▸ TASK
Reproduce the data in its entirety, exactly as supplied.

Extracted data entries
+---+

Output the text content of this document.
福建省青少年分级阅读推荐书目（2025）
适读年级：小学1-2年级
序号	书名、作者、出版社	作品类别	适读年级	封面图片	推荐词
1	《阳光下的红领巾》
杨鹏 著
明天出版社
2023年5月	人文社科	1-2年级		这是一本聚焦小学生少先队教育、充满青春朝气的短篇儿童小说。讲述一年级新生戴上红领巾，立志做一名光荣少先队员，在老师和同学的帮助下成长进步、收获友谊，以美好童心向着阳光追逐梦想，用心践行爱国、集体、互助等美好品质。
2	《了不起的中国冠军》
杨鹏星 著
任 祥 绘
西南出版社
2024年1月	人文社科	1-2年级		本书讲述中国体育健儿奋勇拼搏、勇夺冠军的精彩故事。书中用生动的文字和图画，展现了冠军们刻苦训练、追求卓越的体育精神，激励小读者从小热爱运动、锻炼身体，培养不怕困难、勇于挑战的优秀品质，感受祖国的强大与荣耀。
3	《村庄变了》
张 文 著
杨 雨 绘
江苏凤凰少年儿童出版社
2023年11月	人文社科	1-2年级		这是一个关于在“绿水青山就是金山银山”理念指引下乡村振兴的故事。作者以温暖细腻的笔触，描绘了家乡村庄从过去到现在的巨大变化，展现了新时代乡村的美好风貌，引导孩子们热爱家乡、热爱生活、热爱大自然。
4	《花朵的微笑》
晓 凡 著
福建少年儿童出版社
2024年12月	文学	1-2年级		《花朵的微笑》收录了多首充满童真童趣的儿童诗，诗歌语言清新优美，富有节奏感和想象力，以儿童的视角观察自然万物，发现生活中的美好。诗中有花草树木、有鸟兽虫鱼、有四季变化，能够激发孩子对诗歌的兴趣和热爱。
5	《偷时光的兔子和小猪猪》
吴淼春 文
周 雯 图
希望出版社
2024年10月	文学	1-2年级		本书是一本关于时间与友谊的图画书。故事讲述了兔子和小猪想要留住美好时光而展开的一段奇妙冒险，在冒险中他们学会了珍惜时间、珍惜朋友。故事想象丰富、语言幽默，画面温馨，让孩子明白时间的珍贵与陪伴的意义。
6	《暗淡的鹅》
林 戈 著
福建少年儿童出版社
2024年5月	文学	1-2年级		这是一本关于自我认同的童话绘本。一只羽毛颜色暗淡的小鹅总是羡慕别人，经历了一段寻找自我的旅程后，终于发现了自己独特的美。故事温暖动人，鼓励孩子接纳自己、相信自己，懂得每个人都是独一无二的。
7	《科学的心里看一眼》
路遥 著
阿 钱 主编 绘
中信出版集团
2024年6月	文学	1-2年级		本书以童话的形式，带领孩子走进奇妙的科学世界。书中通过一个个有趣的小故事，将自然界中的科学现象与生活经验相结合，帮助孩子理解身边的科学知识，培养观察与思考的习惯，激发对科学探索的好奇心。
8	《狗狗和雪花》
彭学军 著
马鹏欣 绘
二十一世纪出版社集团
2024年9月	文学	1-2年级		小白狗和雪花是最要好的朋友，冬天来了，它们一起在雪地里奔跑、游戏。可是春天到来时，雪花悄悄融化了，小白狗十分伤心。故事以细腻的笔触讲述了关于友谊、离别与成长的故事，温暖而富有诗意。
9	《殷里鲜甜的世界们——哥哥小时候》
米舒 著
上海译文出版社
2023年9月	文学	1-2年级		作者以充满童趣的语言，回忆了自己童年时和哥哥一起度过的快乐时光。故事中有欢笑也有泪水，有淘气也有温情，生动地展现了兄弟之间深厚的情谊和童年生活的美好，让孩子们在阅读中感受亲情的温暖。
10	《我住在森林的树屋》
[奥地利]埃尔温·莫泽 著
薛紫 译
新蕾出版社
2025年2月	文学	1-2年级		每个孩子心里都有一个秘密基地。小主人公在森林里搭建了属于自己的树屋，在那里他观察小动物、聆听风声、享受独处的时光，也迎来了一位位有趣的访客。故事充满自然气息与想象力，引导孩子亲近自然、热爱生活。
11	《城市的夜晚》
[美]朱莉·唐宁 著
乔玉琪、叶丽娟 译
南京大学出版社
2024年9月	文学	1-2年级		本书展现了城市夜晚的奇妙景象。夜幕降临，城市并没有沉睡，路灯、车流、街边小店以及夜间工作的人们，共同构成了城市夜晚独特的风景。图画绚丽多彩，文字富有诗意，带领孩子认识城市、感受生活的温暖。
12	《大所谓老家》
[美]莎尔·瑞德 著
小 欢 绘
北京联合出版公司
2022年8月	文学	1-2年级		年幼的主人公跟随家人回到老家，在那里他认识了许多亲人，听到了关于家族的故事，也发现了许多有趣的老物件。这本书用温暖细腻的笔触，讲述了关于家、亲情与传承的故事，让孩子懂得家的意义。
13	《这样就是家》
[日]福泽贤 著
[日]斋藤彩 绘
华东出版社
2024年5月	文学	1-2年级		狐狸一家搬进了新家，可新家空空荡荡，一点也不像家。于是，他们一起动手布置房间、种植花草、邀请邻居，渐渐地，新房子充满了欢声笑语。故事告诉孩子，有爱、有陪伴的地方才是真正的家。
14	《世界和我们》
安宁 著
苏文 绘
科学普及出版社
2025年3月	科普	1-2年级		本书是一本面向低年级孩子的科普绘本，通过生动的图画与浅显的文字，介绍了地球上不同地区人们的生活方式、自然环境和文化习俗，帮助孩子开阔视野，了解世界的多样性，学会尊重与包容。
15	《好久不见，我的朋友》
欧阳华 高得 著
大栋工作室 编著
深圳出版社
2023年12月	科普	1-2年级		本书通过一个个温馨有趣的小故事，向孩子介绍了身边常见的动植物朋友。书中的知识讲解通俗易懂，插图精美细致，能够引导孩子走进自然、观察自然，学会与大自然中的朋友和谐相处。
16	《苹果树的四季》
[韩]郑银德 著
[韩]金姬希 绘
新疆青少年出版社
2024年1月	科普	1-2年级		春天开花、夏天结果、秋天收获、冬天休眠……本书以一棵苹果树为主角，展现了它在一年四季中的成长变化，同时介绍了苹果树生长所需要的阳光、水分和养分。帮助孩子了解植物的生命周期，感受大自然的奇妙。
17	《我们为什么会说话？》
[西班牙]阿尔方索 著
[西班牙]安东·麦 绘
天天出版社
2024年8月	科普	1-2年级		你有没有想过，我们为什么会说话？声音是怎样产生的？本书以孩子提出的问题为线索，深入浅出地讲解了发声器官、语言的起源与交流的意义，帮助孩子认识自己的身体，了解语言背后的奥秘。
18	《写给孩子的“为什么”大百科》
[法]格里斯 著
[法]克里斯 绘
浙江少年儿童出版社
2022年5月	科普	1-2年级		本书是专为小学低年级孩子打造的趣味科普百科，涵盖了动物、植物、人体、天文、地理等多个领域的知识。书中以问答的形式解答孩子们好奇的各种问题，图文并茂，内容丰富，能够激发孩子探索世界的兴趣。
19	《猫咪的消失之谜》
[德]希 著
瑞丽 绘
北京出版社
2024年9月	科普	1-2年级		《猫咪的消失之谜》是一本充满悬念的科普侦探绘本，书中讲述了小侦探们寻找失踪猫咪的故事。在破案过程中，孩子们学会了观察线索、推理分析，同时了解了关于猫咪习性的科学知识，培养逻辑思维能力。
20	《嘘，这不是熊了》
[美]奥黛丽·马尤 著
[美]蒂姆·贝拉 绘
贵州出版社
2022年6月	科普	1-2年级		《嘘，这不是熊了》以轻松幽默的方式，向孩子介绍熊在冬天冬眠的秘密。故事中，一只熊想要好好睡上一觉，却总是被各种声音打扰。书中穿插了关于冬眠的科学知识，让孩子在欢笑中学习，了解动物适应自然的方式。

+---+

▸ OUTPUT OF THE TASK
Output the text content of this document.
福建省青少年分级阅读推荐书目（2025）
适读年级：小学1-2年级
序号	书名、作者、出版社	作品类别	适读年级	封面图片	推荐词
1	《阳光下的红领巾》
杨鹏 著
明天出版社
2023年5月	人文社科	1-2年级		这是一本聚焦小学生少先队教育、充满青春朝气的短篇儿童小说。讲述一年级新生戴上红领巾，立志做一名光荣少先队员，在老师和同学的帮助下成长进步、收获友谊，以美好童心向着阳光追逐梦想，用心践行爱国、集体、互助等美好品质。
2	《了不起的中国冠军》
杨鹏星 著
任 祥 绘
西南出版社
2024年1月	人文社科	1-2年级		本书讲述中国体育健儿奋勇拼搏、勇夺冠军的精彩故事。书中用生动的文字和图画，展现了冠军们刻苦训练、追求卓越的体育精神，激励小读者从小热爱运动、锻炼身体，培养不怕困难、勇于挑战的优秀品质，感受祖国的强大与荣耀。
3	《村庄变了》
张 文 著
杨 雨 绘
江苏凤凰少年儿童出版社
2023年11月	人文社科	1-2年级		这是一个关于在“绿水青山就是金山银山”理念指引下乡村振兴的故事。作者以温暖细腻的笔触，描绘了家乡村庄从过去到现在的巨大变化，展现了新时代乡村的美好风貌，引导孩子们热爱家乡、热爱生活、热爱大自然。
4	《花朵的微笑》
晓 凡 著
福建少年儿童出版社
2024年12月	文学	1-2年级		《花朵的微笑》收录了多首充满童真童趣的儿童诗，诗歌语言清新优美，富有节奏感和想象力，以儿童的视角观察自然万物，发现生活中的美好。诗中有花草树木、有鸟兽虫鱼、有四季变化，能够激发孩子对诗歌的兴趣和热爱。
5	《偷时光的兔子和小猪猪》
吴淼春 文
周 雯 图
希望出版社
2024年10月	文学	1-2年级		本书是一本关于时间与友谊的图画书。故事讲述了兔子和小猪想要留住美好时光而展开的一段奇妙冒险，在冒险中他们学会了珍惜时间、珍惜朋友。故事想象丰富、语言幽默，画面温馨，让孩子明白时间的珍贵与陪伴的意义。
6	《暗淡的鹅》
林 戈 著
福建少年儿童出版社
2024年5月	文学	1-2年级		这是一本关于自我认同的童话绘本。一只羽毛颜色暗淡的小鹅总是羡慕别人，经历了一段寻找自我的旅程后，终于发现了自己独特的美。故事温暖动人，鼓励孩子接纳自己、相信自己，懂得每个人都是独一无二的。
7	《科学的心里看一眼》
路遥 著
阿 钱 主编 绘
中信出版集团
2024年6月	文学	1-2年级		本书以童话的形式，带领孩子走进奇妙的科学世界。书中通过一个个有趣的小故事，将自然界中的科学现象与生活经验相结合，帮助孩子理解身边的科学知识，培养观察与思考的习惯，激发对科学探索的好奇心。
8	《狗狗和雪花》
彭学军 著
马鹏欣 绘
二十一世纪出版社集团
2024年9月	文学	1-2年级		小白狗和雪花是最要好的朋友，冬天来了，它们一起在雪地里奔跑、游戏。可是春天到来时，雪花悄悄融化了，小白狗十分伤心。故事以细腻的笔触讲述了关于友谊、离别与成长的故事，温暖而富有诗意。
9	《殷里鲜甜的世界们——哥哥小时候》
米舒 著
上海译文出版社
2023年9月	文学	1-2年级		作者以充满童趣的语言，回忆了自己童年时和哥哥一起度过的快乐时光。故事中有欢笑也有泪水，有淘气也有温情，生动地展现了兄弟之间深厚的情谊和童年生活的美好，让孩子们在阅读中感受亲情的温暖。
10	《我住在森林的树屋》
[奥地利]埃尔温·莫泽 著
薛紫 译
新蕾出版社
2025年2月	文学	1-2年级		每个孩子心里都有一个秘密基地。小主人公在森林里搭建了属于自己的树屋，在那里他观察小动物、聆听风声、享受独处的时光，也迎来了一位位有趣的访客。故事充满自然气息与想象力，引导孩子亲近自然、热爱生活。
11	《城市的夜晚》
[美]朱莉·唐宁 著
乔玉琪、叶丽娟 译
南京大学出版社
2024年9月	文学	1-2年级		本书展现了城市夜晚的奇妙景象。夜幕降临，城市并没有沉睡，路灯、车流、街边小店以及夜间工作的人们，共同构成了城市夜晚独特的风景。图画绚丽多彩，文字富有诗意，带领孩子认识城市、感受生活的温暖。
12	《大所谓老家》
[美]莎尔·瑞德 著
小 欢 绘
北京联合出版公司
2022年8月	文学	1-2年级		年幼的主人公跟随家人回到老家，在那里他认识了许多亲人，听到了关于家族的故事，也发现了许多有趣的老物件。这本书用温暖细腻的笔触，讲述了关于家、亲情与传承的故事，让孩子懂得家的意义。
13	《这样就是家》
[日]福泽贤 著
[日]斋藤彩 绘
华东出版社
2024年5月	文学	1-2年级		狐狸一家搬进了新家，可新家空空荡荡，一点也不像家。于是，他们一起动手布置房间、种植花草、邀请邻居，渐渐地，新房子充满了欢声笑语。故事告诉孩子，有爱、有陪伴的地方才是真正的家。
14	《世界和我们》
安宁 著
苏文 绘
科学普及出版社
2025年3月	科普	1-2年级		本书是一本面向低年级孩子的科普绘本，通过生动的图画与浅显的文字，介绍了地球上不同地区人们的生活方式、自然环境和文化习俗，帮助孩子开阔视野，了解世界的多样性，学会尊重与包容。
15	《好久不见，我的朋友》
欧阳华 高得 著
大栋工作室 编著
深圳出版社
2023年12月	科普	1-2年级		本书通过一个个温馨有趣的小故事，向孩子介绍了身边常见的动植物朋友。书中的知识讲解通俗易懂，插图精美细致，能够引导孩子走进自然、观察自然，学会与大自然中的朋友和谐相处。
16	《苹果树的四季》
[韩]郑银德 著
[韩]金姬希 绘
新疆青少年出版社
2024年1月	科普	1-2年级		春天开花、夏天结果、秋天收获、冬天休眠……本书以一棵苹果树为主角，展现了它在一年四季中的成长变化，同时介绍了苹果树生长所需要的阳光、水分和养分。帮助孩子了解植物的生命周期，感受大自然的奇妙。
17	《我们为什么会说话？》
[西班牙]阿尔方索 著
[西班牙]安东·麦 绘
天天出版社
2024年8月	科普	1-2年级		你有没有想过，我们为什么会说话？声音是怎样产生的？本书以孩子提出的问题为线索，深入浅出地讲解了发声器官、语言的起源与交流的意义，帮助孩子认识自己的身体，了解语言背后的奥秘。
18	《写给孩子的“为什么”大百科》
[法]格里斯 著
[法]克里斯 绘
浙江少年儿童出版社
2022年5月	科普	1-2年级		本书是专为小学低年级孩子打造的趣味科普百科，涵盖了动物、植物、人体、天文、地理等多个领域的知识。书中以问答的形式解答孩子们好奇的各种问题，图文并茂，内容丰富，能够激发孩子探索世界的兴趣。
19	《猫咪的消失之谜》
[德]希 著
瑞丽 绘
北京出版社
2024年9月	科普	1-2年级		《猫咪的消失之谜》是一本充满悬念的科普侦探绘本，书中讲述了小侦探们寻找失踪猫咪的故事。在破案过程中，孩子们学会了观察线索、推理分析，同时了解了关于猫咪习性的科学知识，培养逻辑思维能力。
20	《嘘，这不是熊了》
[美]奥黛丽·马尤 著
[美]蒂姆·贝拉 绘
贵州出版社
2022年6月	科普	1-2年级		《嘘，这不是熊了》以轻松幽默的方式，向孩子介绍熊在冬天冬眠的秘密。故事中，一只熊想要好好睡上一觉，却总是被各种声音打扰。书中穿插了关于冬眠的科学知识，让孩子在欢笑中学习，了解动物适应自然的方式。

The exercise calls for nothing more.